— Dataset records —
⁂
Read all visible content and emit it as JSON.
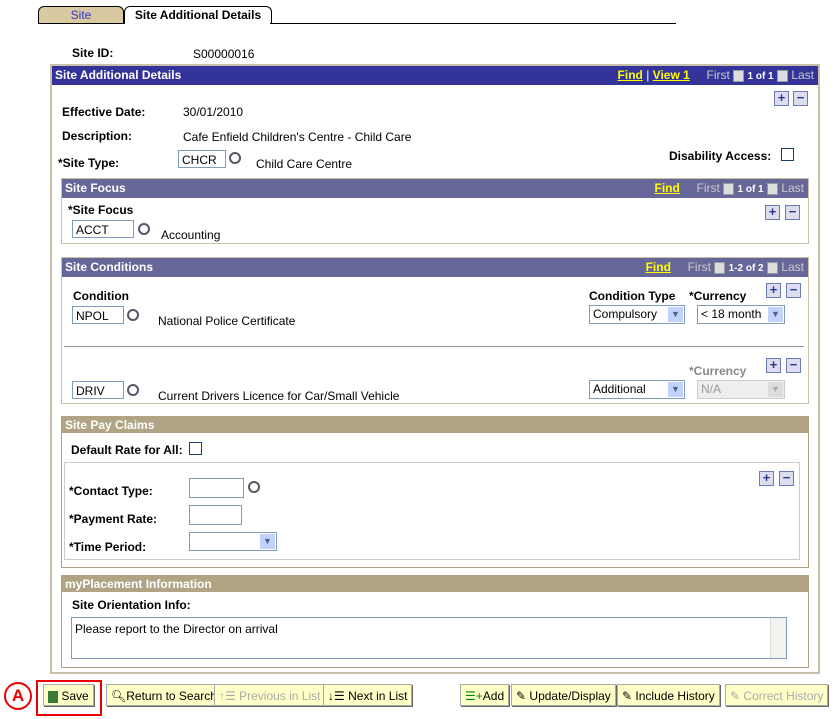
{
  "tabs": [
    {
      "label": "Site"
    },
    {
      "label": "Site Additional Details"
    }
  ],
  "site_id": {
    "label": "Site ID:",
    "value": "S00000016"
  },
  "main": {
    "title": "Site Additional Details",
    "find": "Find",
    "view": "View 1",
    "first": "First",
    "count": "1 of 1",
    "last": "Last",
    "effective_date_label": "Effective Date:",
    "effective_date": "30/01/2010",
    "description_label": "Description:",
    "description": "Cafe Enfield Children's Centre - Child Care",
    "site_type_label": "*Site Type:",
    "site_type": "CHCR",
    "site_type_desc": "Child Care Centre",
    "disability_label": "Disability Access:"
  },
  "site_focus": {
    "title": "Site Focus",
    "find": "Find",
    "first": "First",
    "count": "1 of 1",
    "last": "Last",
    "field_label": "*Site Focus",
    "value": "ACCT",
    "desc": "Accounting"
  },
  "site_conditions": {
    "title": "Site Conditions",
    "find": "Find",
    "first": "First",
    "count": "1-2 of 2",
    "last": "Last",
    "condition_label": "Condition",
    "type_label": "Condition Type",
    "currency_label": "*Currency",
    "rows": [
      {
        "code": "NPOL",
        "desc": "National Police Certificate",
        "type": "Compulsory",
        "currency": "< 18 month"
      },
      {
        "code": "DRIV",
        "desc": "Current Drivers Licence for Car/Small Vehicle",
        "type": "Additional",
        "currency": "N/A"
      }
    ]
  },
  "pay_claims": {
    "title": "Site Pay Claims",
    "default_rate_label": "Default Rate for All:",
    "contact_type_label": "*Contact Type:",
    "payment_rate_label": "*Payment Rate:",
    "time_period_label": "*Time Period:"
  },
  "placement": {
    "title": "myPlacement Information",
    "orientation_label": "Site Orientation Info:",
    "orientation_text": "Please report to the Director on arrival"
  },
  "annotation": "A",
  "toolbar": {
    "save": "Save",
    "return": "Return to Search",
    "previous": "Previous in List",
    "next": "Next in List",
    "add": "Add",
    "update": "Update/Display",
    "include": "Include History",
    "correct": "Correct History"
  }
}
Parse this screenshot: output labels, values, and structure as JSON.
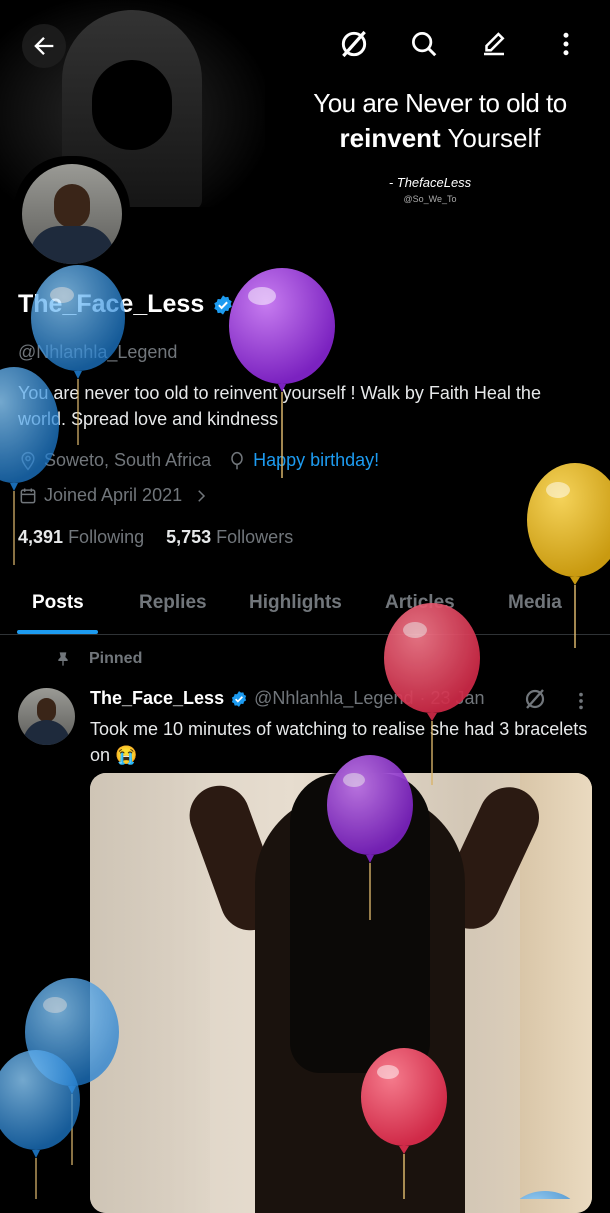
{
  "header": {
    "back_icon": "arrow-left-icon",
    "actions": [
      "grok-icon",
      "search-icon",
      "compose-icon",
      "more-vertical-icon"
    ]
  },
  "banner": {
    "quote_line1": "You are Never to old to",
    "quote_bold": "reinvent",
    "quote_rest": " Yourself",
    "signature": "- ThefaceLess",
    "signature_handle": "@So_We_To"
  },
  "profile": {
    "name": "The_Face_Less",
    "verified_icon": "verified-badge-icon",
    "handle": "@Nhlanhla_Legend",
    "bio": "You are never too old to reinvent yourself ! Walk by Faith Heal the world. Spread love and kindness",
    "location": "Soweto, South Africa",
    "birthday": "Happy birthday!",
    "joined": "Joined April 2021",
    "following_count": "4,391",
    "following_label": "Following",
    "followers_count": "5,753",
    "followers_label": "Followers"
  },
  "tabs": [
    {
      "label": "Posts",
      "active": true
    },
    {
      "label": "Replies"
    },
    {
      "label": "Highlights"
    },
    {
      "label": "Articles"
    },
    {
      "label": "Media"
    }
  ],
  "pinned_post": {
    "pinned_label": "Pinned",
    "author": "The_Face_Less",
    "handle": "@Nhlanhla_Legend",
    "date": "· 23 Jan",
    "text": "Took me 10 minutes of watching to realise she had 3 bracelets on 😭"
  },
  "colors": {
    "accent": "#1d9bf0",
    "balloon_blue": "#3d9be9",
    "balloon_purple": "#9b3fd6",
    "balloon_yellow": "#e0b020",
    "balloon_red": "#e0405a"
  }
}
⁂
— TASK DETAILS —
Reproduce all of the data exactly; the pictures do not belong in the copy.

— RESPONSE FOR THIS EXERCISE —
Read all visible content and emit it as JSON.
{
  "tabs": [
    {
      "label": "Site"
    },
    {
      "label": "Site Additional Details"
    }
  ],
  "site_id": {
    "label": "Site ID:",
    "value": "S00000016"
  },
  "main": {
    "title": "Site Additional Details",
    "find": "Find",
    "view": "View 1",
    "first": "First",
    "count": "1 of 1",
    "last": "Last",
    "effective_date_label": "Effective Date:",
    "effective_date": "30/01/2010",
    "description_label": "Description:",
    "description": "Cafe Enfield Children's Centre - Child Care",
    "site_type_label": "*Site Type:",
    "site_type": "CHCR",
    "site_type_desc": "Child Care Centre",
    "disability_label": "Disability Access:"
  },
  "site_focus": {
    "title": "Site Focus",
    "find": "Find",
    "first": "First",
    "count": "1 of 1",
    "last": "Last",
    "field_label": "*Site Focus",
    "value": "ACCT",
    "desc": "Accounting"
  },
  "site_conditions": {
    "title": "Site Conditions",
    "find": "Find",
    "first": "First",
    "count": "1-2 of 2",
    "last": "Last",
    "condition_label": "Condition",
    "type_label": "Condition Type",
    "currency_label": "*Currency",
    "rows": [
      {
        "code": "NPOL",
        "desc": "National Police Certificate",
        "type": "Compulsory",
        "currency": "< 18 month"
      },
      {
        "code": "DRIV",
        "desc": "Current Drivers Licence for Car/Small Vehicle",
        "type": "Additional",
        "currency": "N/A"
      }
    ]
  },
  "pay_claims": {
    "title": "Site Pay Claims",
    "default_rate_label": "Default Rate for All:",
    "contact_type_label": "*Contact Type:",
    "payment_rate_label": "*Payment Rate:",
    "time_period_label": "*Time Period:"
  },
  "placement": {
    "title": "myPlacement Information",
    "orientation_label": "Site Orientation Info:",
    "orientation_text": "Please report to the Director on arrival"
  },
  "annotation": "A",
  "toolbar": {
    "save": "Save",
    "return": "Return to Search",
    "previous": "Previous in List",
    "next": "Next in List",
    "add": "Add",
    "update": "Update/Display",
    "include": "Include History",
    "correct": "Correct History"
  }
}
Parse this screenshot: output labels, values, and structure as JSON.
{
  "header": {
    "back_icon": "arrow-left-icon",
    "actions": [
      "grok-icon",
      "search-icon",
      "compose-icon",
      "more-vertical-icon"
    ]
  },
  "banner": {
    "quote_line1": "You are Never to old to",
    "quote_bold": "reinvent",
    "quote_rest": " Yourself",
    "signature": "- ThefaceLess",
    "signature_handle": "@So_We_To"
  },
  "profile": {
    "name": "The_Face_Less",
    "verified_icon": "verified-badge-icon",
    "handle": "@Nhlanhla_Legend",
    "bio": "You are never too old to reinvent yourself ! Walk by Faith Heal the world. Spread love and kindness",
    "location": "Soweto, South Africa",
    "birthday": "Happy birthday!",
    "joined": "Joined April 2021",
    "following_count": "4,391",
    "following_label": "Following",
    "followers_count": "5,753",
    "followers_label": "Followers"
  },
  "tabs": [
    {
      "label": "Posts",
      "active": true
    },
    {
      "label": "Replies"
    },
    {
      "label": "Highlights"
    },
    {
      "label": "Articles"
    },
    {
      "label": "Media"
    }
  ],
  "pinned_post": {
    "pinned_label": "Pinned",
    "author": "The_Face_Less",
    "handle": "@Nhlanhla_Legend",
    "date": "· 23 Jan",
    "text": "Took me 10 minutes of watching to realise she had 3 bracelets on 😭"
  },
  "colors": {
    "accent": "#1d9bf0",
    "balloon_blue": "#3d9be9",
    "balloon_purple": "#9b3fd6",
    "balloon_yellow": "#e0b020",
    "balloon_red": "#e0405a"
  }
}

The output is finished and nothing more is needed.